(Entries from a visual dataset)

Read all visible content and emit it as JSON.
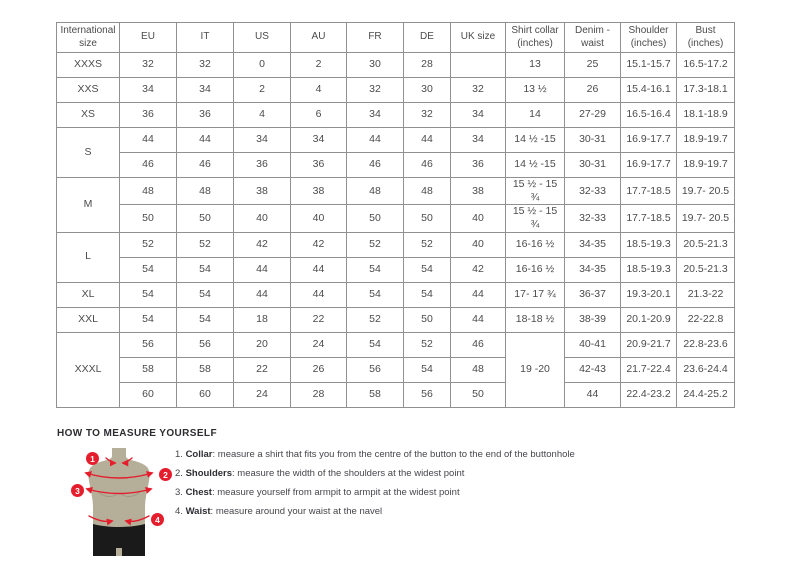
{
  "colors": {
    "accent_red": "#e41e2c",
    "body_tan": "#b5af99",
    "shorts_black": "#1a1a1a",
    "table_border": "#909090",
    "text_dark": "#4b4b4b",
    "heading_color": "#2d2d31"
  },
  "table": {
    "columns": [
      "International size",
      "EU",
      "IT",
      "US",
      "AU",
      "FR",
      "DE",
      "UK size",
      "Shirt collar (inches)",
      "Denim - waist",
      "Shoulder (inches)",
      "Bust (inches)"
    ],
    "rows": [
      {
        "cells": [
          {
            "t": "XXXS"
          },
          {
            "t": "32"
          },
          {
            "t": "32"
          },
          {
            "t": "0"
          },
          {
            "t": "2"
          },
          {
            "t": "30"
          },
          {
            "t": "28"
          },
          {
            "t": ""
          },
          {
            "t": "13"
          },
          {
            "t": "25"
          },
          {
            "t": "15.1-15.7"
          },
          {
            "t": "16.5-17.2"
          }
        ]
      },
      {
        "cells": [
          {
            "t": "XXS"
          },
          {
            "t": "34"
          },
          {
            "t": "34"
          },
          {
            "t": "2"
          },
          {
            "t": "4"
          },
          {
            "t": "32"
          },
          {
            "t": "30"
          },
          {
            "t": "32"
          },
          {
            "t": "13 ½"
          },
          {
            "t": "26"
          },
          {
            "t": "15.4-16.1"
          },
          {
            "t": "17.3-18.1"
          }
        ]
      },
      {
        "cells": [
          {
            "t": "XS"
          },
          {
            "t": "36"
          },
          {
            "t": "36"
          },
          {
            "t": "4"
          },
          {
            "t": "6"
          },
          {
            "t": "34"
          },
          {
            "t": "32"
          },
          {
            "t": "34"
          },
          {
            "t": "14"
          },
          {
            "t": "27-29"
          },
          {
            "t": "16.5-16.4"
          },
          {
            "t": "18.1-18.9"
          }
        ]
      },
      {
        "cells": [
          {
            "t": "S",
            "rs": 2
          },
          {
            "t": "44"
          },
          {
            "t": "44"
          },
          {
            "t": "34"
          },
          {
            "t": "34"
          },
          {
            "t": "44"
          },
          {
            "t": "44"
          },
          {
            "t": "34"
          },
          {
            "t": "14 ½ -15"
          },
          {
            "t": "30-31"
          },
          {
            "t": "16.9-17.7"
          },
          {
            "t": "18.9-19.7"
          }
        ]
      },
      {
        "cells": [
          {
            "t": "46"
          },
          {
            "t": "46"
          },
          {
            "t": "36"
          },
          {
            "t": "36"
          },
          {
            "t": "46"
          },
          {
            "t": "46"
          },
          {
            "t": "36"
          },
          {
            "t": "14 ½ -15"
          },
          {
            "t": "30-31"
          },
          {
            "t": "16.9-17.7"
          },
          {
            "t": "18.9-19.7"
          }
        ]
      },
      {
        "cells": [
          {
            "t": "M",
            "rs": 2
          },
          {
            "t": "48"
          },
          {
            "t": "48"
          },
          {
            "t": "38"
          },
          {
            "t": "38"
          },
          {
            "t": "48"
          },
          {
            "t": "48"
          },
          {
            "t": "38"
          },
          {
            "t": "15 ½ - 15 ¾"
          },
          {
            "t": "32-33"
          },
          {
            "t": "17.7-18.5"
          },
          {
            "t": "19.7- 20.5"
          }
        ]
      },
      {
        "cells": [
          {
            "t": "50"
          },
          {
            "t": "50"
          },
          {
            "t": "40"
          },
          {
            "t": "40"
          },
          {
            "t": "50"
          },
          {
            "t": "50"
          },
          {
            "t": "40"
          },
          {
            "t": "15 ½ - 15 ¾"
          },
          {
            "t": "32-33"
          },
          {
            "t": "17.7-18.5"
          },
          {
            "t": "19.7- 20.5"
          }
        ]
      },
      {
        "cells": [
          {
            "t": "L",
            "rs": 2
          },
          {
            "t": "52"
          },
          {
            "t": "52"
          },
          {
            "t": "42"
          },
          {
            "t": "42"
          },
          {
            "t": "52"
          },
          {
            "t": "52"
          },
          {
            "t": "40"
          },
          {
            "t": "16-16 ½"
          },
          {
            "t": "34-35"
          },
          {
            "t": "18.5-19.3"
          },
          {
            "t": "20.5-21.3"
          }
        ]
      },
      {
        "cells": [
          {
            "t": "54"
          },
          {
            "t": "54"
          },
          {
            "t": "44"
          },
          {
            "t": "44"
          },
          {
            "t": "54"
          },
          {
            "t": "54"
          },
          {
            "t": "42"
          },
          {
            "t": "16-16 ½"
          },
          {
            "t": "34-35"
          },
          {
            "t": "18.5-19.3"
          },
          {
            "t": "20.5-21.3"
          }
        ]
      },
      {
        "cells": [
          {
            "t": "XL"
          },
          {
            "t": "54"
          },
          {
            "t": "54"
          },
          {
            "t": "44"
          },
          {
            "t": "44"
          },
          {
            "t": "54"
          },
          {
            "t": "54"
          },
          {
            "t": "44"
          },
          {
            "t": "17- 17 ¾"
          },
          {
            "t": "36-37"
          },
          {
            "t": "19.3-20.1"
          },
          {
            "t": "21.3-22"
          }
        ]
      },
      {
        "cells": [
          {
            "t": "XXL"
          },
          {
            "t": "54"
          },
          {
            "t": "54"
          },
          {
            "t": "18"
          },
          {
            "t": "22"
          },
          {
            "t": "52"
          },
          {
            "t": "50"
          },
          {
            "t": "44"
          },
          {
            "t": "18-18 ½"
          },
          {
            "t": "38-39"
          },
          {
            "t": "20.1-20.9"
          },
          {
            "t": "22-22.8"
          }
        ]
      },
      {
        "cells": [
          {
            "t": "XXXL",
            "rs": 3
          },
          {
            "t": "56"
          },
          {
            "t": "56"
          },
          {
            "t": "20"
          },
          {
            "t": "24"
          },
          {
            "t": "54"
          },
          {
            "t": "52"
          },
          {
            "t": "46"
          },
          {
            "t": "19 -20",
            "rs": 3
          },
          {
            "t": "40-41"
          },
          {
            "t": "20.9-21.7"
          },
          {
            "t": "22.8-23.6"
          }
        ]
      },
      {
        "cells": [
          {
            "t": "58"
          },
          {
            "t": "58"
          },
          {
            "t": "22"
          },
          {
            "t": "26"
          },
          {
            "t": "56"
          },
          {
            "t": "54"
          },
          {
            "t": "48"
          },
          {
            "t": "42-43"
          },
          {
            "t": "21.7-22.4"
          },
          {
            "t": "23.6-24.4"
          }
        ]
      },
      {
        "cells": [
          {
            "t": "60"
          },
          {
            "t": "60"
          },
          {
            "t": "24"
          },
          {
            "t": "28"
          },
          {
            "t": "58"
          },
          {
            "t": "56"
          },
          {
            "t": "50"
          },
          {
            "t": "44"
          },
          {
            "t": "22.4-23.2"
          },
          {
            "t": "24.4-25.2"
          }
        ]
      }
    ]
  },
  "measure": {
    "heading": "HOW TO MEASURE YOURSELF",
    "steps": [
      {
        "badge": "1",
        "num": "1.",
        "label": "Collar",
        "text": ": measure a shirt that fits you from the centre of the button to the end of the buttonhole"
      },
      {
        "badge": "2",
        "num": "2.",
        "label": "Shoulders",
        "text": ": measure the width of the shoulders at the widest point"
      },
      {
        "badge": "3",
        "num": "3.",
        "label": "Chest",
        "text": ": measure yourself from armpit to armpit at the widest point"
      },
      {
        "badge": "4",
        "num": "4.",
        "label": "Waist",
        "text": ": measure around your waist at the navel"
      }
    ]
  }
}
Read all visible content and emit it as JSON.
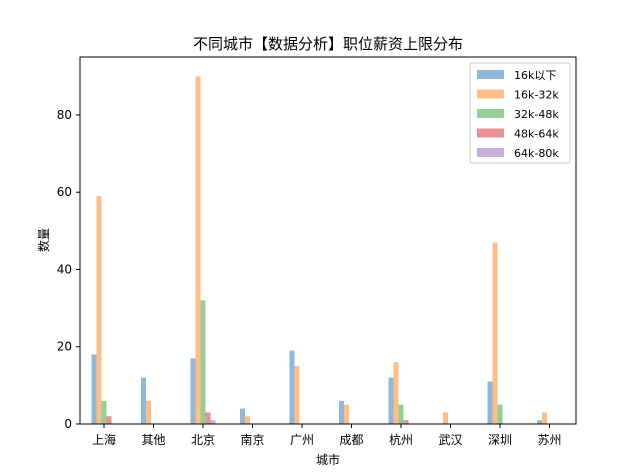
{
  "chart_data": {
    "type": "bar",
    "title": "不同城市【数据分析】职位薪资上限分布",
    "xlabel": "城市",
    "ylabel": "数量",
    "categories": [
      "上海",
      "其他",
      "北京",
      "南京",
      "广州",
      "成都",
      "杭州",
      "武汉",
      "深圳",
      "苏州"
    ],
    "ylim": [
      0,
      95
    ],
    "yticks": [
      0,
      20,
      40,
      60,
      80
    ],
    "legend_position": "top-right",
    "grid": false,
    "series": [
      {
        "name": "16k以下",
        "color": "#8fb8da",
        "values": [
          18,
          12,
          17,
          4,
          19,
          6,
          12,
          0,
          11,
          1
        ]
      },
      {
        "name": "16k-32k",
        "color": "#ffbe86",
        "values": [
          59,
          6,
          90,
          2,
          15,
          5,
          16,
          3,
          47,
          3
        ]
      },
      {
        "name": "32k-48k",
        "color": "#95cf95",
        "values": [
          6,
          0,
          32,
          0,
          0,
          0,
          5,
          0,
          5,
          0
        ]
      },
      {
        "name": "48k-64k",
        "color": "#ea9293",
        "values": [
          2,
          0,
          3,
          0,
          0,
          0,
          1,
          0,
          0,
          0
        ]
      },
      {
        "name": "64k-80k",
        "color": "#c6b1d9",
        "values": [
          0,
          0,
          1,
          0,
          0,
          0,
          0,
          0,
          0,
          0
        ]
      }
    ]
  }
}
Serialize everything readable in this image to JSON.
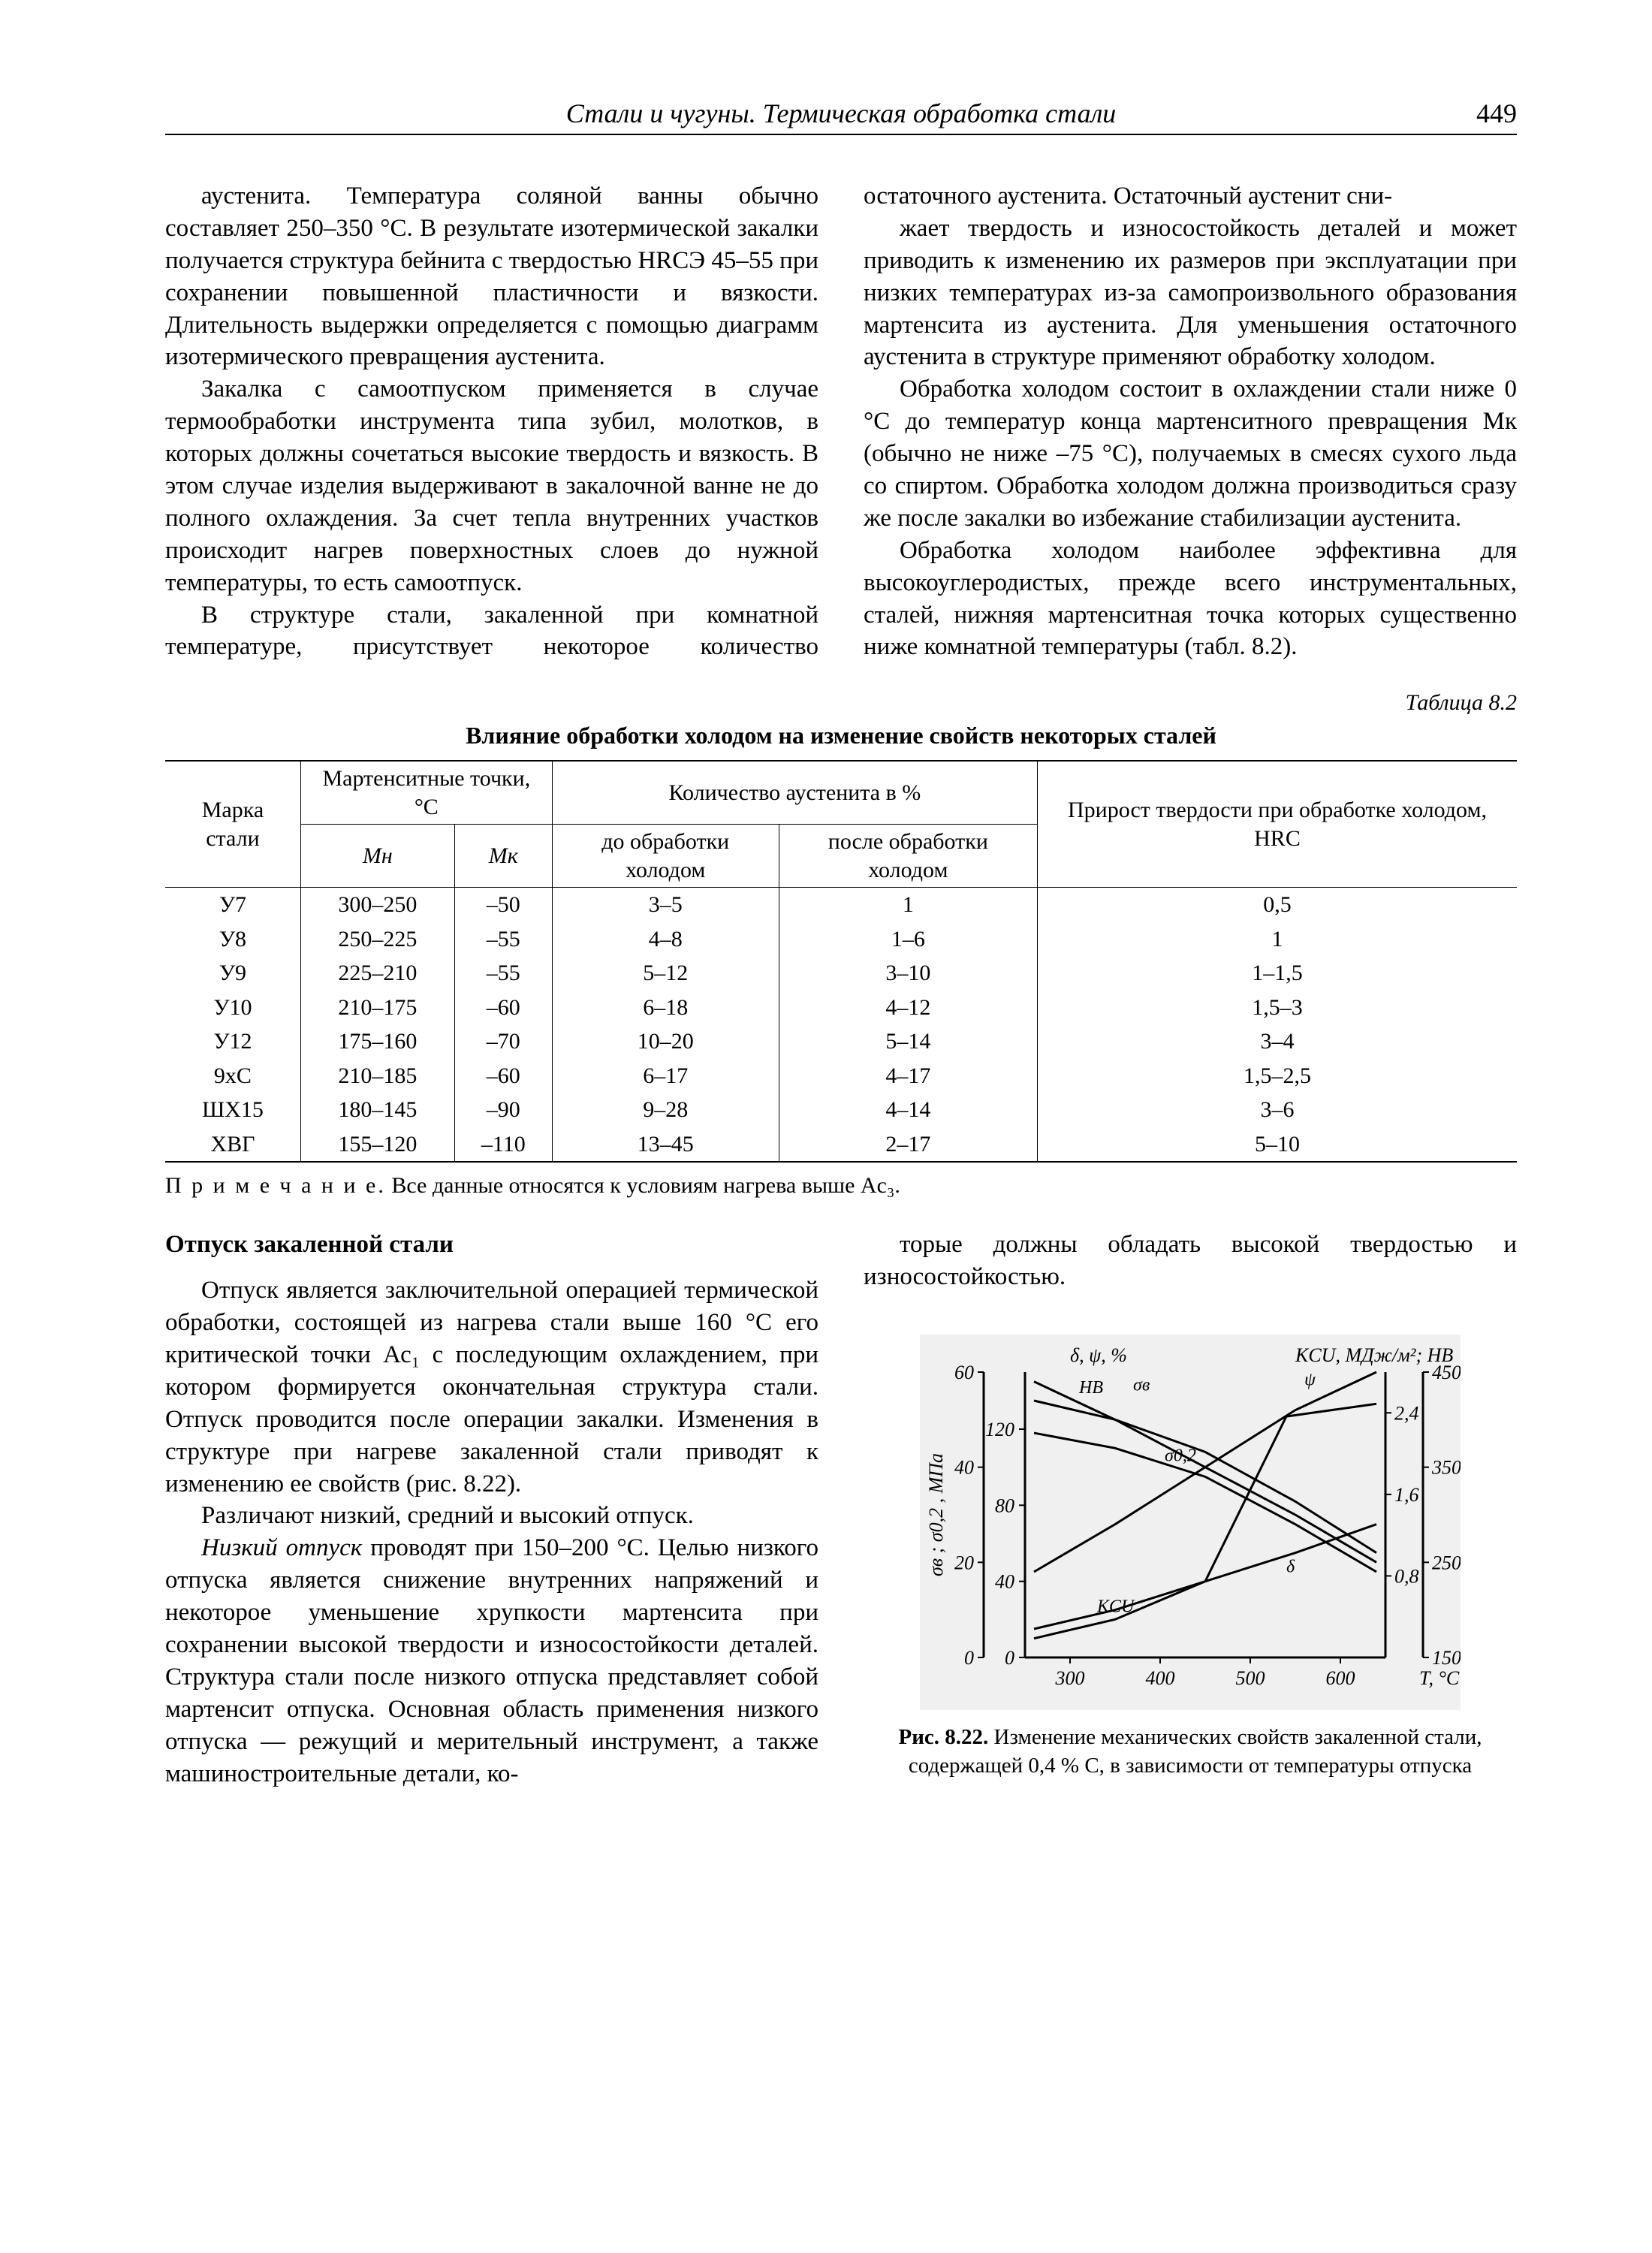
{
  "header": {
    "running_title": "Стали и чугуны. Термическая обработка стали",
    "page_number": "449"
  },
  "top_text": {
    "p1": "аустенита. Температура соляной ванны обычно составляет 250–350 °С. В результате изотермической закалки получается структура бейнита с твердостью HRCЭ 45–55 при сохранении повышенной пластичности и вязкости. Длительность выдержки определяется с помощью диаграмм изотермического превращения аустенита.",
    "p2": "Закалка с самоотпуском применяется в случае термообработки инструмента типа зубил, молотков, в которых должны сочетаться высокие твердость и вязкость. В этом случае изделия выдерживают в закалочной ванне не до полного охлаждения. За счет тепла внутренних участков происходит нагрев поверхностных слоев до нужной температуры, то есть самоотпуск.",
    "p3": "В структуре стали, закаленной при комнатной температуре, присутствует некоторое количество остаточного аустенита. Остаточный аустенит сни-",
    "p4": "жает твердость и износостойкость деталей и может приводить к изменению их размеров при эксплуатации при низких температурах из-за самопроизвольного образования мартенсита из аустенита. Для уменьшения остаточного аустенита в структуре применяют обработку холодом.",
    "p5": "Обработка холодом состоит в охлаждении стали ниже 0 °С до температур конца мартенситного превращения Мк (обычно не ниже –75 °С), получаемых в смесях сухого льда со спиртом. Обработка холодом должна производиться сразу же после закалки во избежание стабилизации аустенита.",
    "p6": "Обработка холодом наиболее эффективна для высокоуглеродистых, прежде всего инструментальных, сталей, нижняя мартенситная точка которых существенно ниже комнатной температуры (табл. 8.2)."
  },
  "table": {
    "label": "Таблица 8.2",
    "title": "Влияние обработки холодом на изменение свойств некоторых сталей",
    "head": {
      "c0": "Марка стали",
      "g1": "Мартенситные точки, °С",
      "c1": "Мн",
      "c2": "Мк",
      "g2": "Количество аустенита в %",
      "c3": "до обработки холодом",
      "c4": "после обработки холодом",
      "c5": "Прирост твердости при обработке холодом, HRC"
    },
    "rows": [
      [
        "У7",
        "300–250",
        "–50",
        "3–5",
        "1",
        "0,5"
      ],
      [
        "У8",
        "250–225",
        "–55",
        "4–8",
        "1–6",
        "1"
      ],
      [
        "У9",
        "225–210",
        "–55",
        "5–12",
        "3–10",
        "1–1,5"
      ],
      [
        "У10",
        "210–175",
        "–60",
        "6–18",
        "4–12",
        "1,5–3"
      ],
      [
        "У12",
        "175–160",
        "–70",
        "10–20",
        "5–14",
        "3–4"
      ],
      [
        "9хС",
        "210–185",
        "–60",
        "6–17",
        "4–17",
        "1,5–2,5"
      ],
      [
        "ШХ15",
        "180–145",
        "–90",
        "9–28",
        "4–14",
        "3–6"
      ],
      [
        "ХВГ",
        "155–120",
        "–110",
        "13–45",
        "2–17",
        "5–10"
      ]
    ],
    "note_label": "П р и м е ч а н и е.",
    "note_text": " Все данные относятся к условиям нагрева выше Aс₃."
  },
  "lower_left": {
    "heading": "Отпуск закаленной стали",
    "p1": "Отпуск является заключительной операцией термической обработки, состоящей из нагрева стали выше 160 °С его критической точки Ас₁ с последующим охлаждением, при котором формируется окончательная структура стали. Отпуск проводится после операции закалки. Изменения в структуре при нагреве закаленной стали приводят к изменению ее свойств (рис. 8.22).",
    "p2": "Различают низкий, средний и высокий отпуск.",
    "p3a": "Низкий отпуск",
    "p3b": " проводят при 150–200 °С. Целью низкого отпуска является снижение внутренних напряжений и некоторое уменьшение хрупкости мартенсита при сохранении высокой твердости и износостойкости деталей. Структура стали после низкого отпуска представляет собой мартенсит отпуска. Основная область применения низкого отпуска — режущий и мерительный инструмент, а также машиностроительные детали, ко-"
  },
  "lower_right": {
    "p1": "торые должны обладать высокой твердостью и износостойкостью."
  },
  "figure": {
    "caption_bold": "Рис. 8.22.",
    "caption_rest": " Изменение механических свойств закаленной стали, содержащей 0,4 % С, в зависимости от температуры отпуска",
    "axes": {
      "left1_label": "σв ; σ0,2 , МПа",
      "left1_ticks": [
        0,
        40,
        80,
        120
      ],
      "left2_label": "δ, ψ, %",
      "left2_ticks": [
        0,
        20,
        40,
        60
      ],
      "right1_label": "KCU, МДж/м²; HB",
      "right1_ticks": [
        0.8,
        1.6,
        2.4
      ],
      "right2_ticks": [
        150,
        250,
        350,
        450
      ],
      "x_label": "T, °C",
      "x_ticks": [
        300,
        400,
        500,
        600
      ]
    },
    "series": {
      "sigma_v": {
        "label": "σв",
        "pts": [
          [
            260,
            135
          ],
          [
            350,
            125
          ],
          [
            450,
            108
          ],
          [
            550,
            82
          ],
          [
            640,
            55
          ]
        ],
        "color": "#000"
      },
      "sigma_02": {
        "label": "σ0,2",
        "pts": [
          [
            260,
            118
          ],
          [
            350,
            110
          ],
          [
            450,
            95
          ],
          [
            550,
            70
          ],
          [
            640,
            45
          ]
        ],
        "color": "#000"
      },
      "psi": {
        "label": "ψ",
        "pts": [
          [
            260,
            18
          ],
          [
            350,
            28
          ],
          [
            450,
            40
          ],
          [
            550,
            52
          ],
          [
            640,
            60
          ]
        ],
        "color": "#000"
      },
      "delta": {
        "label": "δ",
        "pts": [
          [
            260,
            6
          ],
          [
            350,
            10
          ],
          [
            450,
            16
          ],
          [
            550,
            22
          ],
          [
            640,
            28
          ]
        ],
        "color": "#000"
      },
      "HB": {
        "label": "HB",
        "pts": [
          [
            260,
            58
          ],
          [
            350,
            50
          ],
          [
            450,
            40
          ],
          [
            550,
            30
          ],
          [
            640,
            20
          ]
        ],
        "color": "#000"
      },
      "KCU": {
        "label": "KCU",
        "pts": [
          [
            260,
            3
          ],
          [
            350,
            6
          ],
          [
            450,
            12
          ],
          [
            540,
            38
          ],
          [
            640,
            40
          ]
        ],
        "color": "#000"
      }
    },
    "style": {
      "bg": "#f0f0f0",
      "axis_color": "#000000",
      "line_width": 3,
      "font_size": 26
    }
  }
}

Exercise task:
Pull every line containing "закаленной" out of the records.

Output:
    "p3": "В структуре стали, закаленной при комнатной температуре, присутствует некоторое количество остаточного аустенита. Остаточный аустенит сни-",
    "heading": "Отпуск закаленной стали",
    "p1": "Отпуск является заключительной операцией термической обработки, состоящей из нагрева стали выше 160 °С его критической точки Ас₁ с последующим охлаждением, при котором формируется окончательная структура стали. Отпуск проводится после операции закалки. Изменения в структуре при нагреве закаленной стали приводят к изменению ее свойств (рис. 8.22).",
    "caption_rest": " Изменение механических свойств закаленной стали, содержащей 0,4 % С, в зависимости от температуры отпуска",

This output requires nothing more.